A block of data
####################

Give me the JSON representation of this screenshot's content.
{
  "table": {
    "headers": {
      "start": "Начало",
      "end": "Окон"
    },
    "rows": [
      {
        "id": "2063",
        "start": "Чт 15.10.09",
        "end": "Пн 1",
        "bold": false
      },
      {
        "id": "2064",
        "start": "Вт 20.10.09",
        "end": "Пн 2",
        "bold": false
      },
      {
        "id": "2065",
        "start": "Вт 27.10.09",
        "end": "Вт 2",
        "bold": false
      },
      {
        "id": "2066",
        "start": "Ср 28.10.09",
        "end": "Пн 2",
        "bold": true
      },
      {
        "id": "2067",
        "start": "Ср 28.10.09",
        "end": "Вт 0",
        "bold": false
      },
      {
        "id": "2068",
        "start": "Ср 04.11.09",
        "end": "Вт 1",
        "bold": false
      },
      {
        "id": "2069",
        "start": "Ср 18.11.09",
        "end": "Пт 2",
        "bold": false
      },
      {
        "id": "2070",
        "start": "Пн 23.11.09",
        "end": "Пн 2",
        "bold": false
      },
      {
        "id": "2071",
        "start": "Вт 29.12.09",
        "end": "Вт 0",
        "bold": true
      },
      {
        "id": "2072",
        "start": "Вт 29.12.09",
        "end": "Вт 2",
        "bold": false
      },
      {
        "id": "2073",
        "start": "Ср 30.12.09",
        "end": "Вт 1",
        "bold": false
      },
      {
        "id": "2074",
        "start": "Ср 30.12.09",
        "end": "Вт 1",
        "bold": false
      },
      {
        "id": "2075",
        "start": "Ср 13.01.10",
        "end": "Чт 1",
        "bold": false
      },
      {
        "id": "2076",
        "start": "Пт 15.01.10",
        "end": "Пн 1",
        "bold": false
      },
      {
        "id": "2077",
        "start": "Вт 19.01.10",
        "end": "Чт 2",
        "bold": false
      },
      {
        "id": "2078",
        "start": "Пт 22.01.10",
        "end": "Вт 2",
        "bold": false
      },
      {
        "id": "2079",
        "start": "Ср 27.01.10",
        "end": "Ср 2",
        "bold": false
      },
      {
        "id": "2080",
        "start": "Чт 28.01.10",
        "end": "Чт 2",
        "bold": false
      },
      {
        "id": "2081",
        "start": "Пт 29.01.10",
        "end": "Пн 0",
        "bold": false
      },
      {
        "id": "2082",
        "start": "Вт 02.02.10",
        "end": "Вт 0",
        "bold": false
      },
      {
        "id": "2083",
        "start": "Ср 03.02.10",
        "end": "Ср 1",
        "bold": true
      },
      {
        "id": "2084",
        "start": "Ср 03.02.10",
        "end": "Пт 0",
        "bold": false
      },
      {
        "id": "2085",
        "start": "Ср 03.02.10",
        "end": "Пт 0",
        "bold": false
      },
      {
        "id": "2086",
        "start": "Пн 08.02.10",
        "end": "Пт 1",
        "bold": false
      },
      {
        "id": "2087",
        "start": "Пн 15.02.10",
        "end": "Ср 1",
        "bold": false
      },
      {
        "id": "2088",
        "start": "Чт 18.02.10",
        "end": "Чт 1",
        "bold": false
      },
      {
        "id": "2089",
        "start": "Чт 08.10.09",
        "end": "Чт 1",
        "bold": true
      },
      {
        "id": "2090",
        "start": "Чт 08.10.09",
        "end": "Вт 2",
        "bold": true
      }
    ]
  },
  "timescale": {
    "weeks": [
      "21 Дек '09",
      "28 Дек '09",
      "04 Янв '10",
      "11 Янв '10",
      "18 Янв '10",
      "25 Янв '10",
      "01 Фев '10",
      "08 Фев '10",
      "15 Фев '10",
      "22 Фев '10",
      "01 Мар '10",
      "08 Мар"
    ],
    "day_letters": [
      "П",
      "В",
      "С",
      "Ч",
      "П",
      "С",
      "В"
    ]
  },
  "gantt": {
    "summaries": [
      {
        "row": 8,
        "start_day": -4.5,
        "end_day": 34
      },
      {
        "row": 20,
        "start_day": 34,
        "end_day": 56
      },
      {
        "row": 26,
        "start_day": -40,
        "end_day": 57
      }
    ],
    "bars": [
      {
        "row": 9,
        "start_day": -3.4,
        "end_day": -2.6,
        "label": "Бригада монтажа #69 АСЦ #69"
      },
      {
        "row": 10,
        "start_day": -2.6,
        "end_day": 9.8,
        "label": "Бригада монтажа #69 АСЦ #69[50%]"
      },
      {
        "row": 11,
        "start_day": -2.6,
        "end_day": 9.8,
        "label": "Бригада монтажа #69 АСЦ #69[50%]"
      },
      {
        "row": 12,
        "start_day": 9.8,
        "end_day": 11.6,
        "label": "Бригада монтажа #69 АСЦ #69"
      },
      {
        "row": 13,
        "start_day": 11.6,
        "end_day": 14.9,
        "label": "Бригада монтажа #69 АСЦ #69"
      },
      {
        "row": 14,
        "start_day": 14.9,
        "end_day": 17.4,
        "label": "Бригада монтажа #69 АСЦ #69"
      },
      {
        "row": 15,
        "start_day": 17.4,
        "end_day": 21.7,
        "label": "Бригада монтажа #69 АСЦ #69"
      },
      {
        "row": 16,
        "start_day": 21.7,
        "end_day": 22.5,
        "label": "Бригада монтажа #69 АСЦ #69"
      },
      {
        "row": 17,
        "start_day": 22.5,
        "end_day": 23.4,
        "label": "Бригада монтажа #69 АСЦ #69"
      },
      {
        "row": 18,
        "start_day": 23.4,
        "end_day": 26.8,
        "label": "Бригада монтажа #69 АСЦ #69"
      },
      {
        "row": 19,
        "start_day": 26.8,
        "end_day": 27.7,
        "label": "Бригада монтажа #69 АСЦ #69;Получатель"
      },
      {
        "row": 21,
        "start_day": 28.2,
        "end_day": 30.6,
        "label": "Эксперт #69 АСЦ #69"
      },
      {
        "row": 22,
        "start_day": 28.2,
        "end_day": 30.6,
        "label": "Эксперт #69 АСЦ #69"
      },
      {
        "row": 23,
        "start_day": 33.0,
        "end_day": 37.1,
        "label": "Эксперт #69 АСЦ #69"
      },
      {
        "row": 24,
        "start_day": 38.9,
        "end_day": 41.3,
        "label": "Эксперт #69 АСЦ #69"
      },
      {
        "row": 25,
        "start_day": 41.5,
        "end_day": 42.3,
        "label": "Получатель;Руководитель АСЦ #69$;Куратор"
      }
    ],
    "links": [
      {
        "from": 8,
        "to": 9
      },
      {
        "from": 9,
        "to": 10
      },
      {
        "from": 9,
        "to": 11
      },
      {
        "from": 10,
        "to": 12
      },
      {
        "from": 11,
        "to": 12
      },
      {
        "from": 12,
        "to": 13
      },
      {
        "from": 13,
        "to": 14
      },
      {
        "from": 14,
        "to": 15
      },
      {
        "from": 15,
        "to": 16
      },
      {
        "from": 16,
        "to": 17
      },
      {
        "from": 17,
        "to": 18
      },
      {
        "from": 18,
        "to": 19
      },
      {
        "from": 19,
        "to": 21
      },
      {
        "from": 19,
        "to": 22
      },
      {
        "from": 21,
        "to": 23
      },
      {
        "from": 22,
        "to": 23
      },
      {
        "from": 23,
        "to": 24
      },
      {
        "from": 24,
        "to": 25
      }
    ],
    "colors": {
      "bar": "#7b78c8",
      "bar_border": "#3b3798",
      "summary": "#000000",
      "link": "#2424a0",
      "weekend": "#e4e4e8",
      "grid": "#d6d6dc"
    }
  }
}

####################

[GIVEN PROBLEM]
Return the listing above in its exact form.

[SOLUTION]
Give me the JSON representation of this screenshot's content.
{
  "table": {
    "headers": {
      "start": "Начало",
      "end": "Окон"
    },
    "rows": [
      {
        "id": "2063",
        "start": "Чт 15.10.09",
        "end": "Пн 1",
        "bold": false
      },
      {
        "id": "2064",
        "start": "Вт 20.10.09",
        "end": "Пн 2",
        "bold": false
      },
      {
        "id": "2065",
        "start": "Вт 27.10.09",
        "end": "Вт 2",
        "bold": false
      },
      {
        "id": "2066",
        "start": "Ср 28.10.09",
        "end": "Пн 2",
        "bold": true
      },
      {
        "id": "2067",
        "start": "Ср 28.10.09",
        "end": "Вт 0",
        "bold": false
      },
      {
        "id": "2068",
        "start": "Ср 04.11.09",
        "end": "Вт 1",
        "bold": false
      },
      {
        "id": "2069",
        "start": "Ср 18.11.09",
        "end": "Пт 2",
        "bold": false
      },
      {
        "id": "2070",
        "start": "Пн 23.11.09",
        "end": "Пн 2",
        "bold": false
      },
      {
        "id": "2071",
        "start": "Вт 29.12.09",
        "end": "Вт 0",
        "bold": true
      },
      {
        "id": "2072",
        "start": "Вт 29.12.09",
        "end": "Вт 2",
        "bold": false
      },
      {
        "id": "2073",
        "start": "Ср 30.12.09",
        "end": "Вт 1",
        "bold": false
      },
      {
        "id": "2074",
        "start": "Ср 30.12.09",
        "end": "Вт 1",
        "bold": false
      },
      {
        "id": "2075",
        "start": "Ср 13.01.10",
        "end": "Чт 1",
        "bold": false
      },
      {
        "id": "2076",
        "start": "Пт 15.01.10",
        "end": "Пн 1",
        "bold": false
      },
      {
        "id": "2077",
        "start": "Вт 19.01.10",
        "end": "Чт 2",
        "bold": false
      },
      {
        "id": "2078",
        "start": "Пт 22.01.10",
        "end": "Вт 2",
        "bold": false
      },
      {
        "id": "2079",
        "start": "Ср 27.01.10",
        "end": "Ср 2",
        "bold": false
      },
      {
        "id": "2080",
        "start": "Чт 28.01.10",
        "end": "Чт 2",
        "bold": false
      },
      {
        "id": "2081",
        "start": "Пт 29.01.10",
        "end": "Пн 0",
        "bold": false
      },
      {
        "id": "2082",
        "start": "Вт 02.02.10",
        "end": "Вт 0",
        "bold": false
      },
      {
        "id": "2083",
        "start": "Ср 03.02.10",
        "end": "Ср 1",
        "bold": true
      },
      {
        "id": "2084",
        "start": "Ср 03.02.10",
        "end": "Пт 0",
        "bold": false
      },
      {
        "id": "2085",
        "start": "Ср 03.02.10",
        "end": "Пт 0",
        "bold": false
      },
      {
        "id": "2086",
        "start": "Пн 08.02.10",
        "end": "Пт 1",
        "bold": false
      },
      {
        "id": "2087",
        "start": "Пн 15.02.10",
        "end": "Ср 1",
        "bold": false
      },
      {
        "id": "2088",
        "start": "Чт 18.02.10",
        "end": "Чт 1",
        "bold": false
      },
      {
        "id": "2089",
        "start": "Чт 08.10.09",
        "end": "Чт 1",
        "bold": true
      },
      {
        "id": "2090",
        "start": "Чт 08.10.09",
        "end": "Вт 2",
        "bold": true
      }
    ]
  },
  "timescale": {
    "weeks": [
      "21 Дек '09",
      "28 Дек '09",
      "04 Янв '10",
      "11 Янв '10",
      "18 Янв '10",
      "25 Янв '10",
      "01 Фев '10",
      "08 Фев '10",
      "15 Фев '10",
      "22 Фев '10",
      "01 Мар '10",
      "08 Мар"
    ],
    "day_letters": [
      "П",
      "В",
      "С",
      "Ч",
      "П",
      "С",
      "В"
    ]
  },
  "gantt": {
    "summaries": [
      {
        "row": 8,
        "start_day": -4.5,
        "end_day": 34
      },
      {
        "row": 20,
        "start_day": 34,
        "end_day": 56
      },
      {
        "row": 26,
        "start_day": -40,
        "end_day": 57
      }
    ],
    "bars": [
      {
        "row": 9,
        "start_day": -3.4,
        "end_day": -2.6,
        "label": "Бригада монтажа #69 АСЦ #69"
      },
      {
        "row": 10,
        "start_day": -2.6,
        "end_day": 9.8,
        "label": "Бригада монтажа #69 АСЦ #69[50%]"
      },
      {
        "row": 11,
        "start_day": -2.6,
        "end_day": 9.8,
        "label": "Бригада монтажа #69 АСЦ #69[50%]"
      },
      {
        "row": 12,
        "start_day": 9.8,
        "end_day": 11.6,
        "label": "Бригада монтажа #69 АСЦ #69"
      },
      {
        "row": 13,
        "start_day": 11.6,
        "end_day": 14.9,
        "label": "Бригада монтажа #69 АСЦ #69"
      },
      {
        "row": 14,
        "start_day": 14.9,
        "end_day": 17.4,
        "label": "Бригада монтажа #69 АСЦ #69"
      },
      {
        "row": 15,
        "start_day": 17.4,
        "end_day": 21.7,
        "label": "Бригада монтажа #69 АСЦ #69"
      },
      {
        "row": 16,
        "start_day": 21.7,
        "end_day": 22.5,
        "label": "Бригада монтажа #69 АСЦ #69"
      },
      {
        "row": 17,
        "start_day": 22.5,
        "end_day": 23.4,
        "label": "Бригада монтажа #69 АСЦ #69"
      },
      {
        "row": 18,
        "start_day": 23.4,
        "end_day": 26.8,
        "label": "Бригада монтажа #69 АСЦ #69"
      },
      {
        "row": 19,
        "start_day": 26.8,
        "end_day": 27.7,
        "label": "Бригада монтажа #69 АСЦ #69;Получатель"
      },
      {
        "row": 21,
        "start_day": 28.2,
        "end_day": 30.6,
        "label": "Эксперт #69 АСЦ #69"
      },
      {
        "row": 22,
        "start_day": 28.2,
        "end_day": 30.6,
        "label": "Эксперт #69 АСЦ #69"
      },
      {
        "row": 23,
        "start_day": 33.0,
        "end_day": 37.1,
        "label": "Эксперт #69 АСЦ #69"
      },
      {
        "row": 24,
        "start_day": 38.9,
        "end_day": 41.3,
        "label": "Эксперт #69 АСЦ #69"
      },
      {
        "row": 25,
        "start_day": 41.5,
        "end_day": 42.3,
        "label": "Получатель;Руководитель АСЦ #69$;Куратор"
      }
    ],
    "links": [
      {
        "from": 8,
        "to": 9
      },
      {
        "from": 9,
        "to": 10
      },
      {
        "from": 9,
        "to": 11
      },
      {
        "from": 10,
        "to": 12
      },
      {
        "from": 11,
        "to": 12
      },
      {
        "from": 12,
        "to": 13
      },
      {
        "from": 13,
        "to": 14
      },
      {
        "from": 14,
        "to": 15
      },
      {
        "from": 15,
        "to": 16
      },
      {
        "from": 16,
        "to": 17
      },
      {
        "from": 17,
        "to": 18
      },
      {
        "from": 18,
        "to": 19
      },
      {
        "from": 19,
        "to": 21
      },
      {
        "from": 19,
        "to": 22
      },
      {
        "from": 21,
        "to": 23
      },
      {
        "from": 22,
        "to": 23
      },
      {
        "from": 23,
        "to": 24
      },
      {
        "from": 24,
        "to": 25
      }
    ],
    "colors": {
      "bar": "#7b78c8",
      "bar_border": "#3b3798",
      "summary": "#000000",
      "link": "#2424a0",
      "weekend": "#e4e4e8",
      "grid": "#d6d6dc"
    }
  }
}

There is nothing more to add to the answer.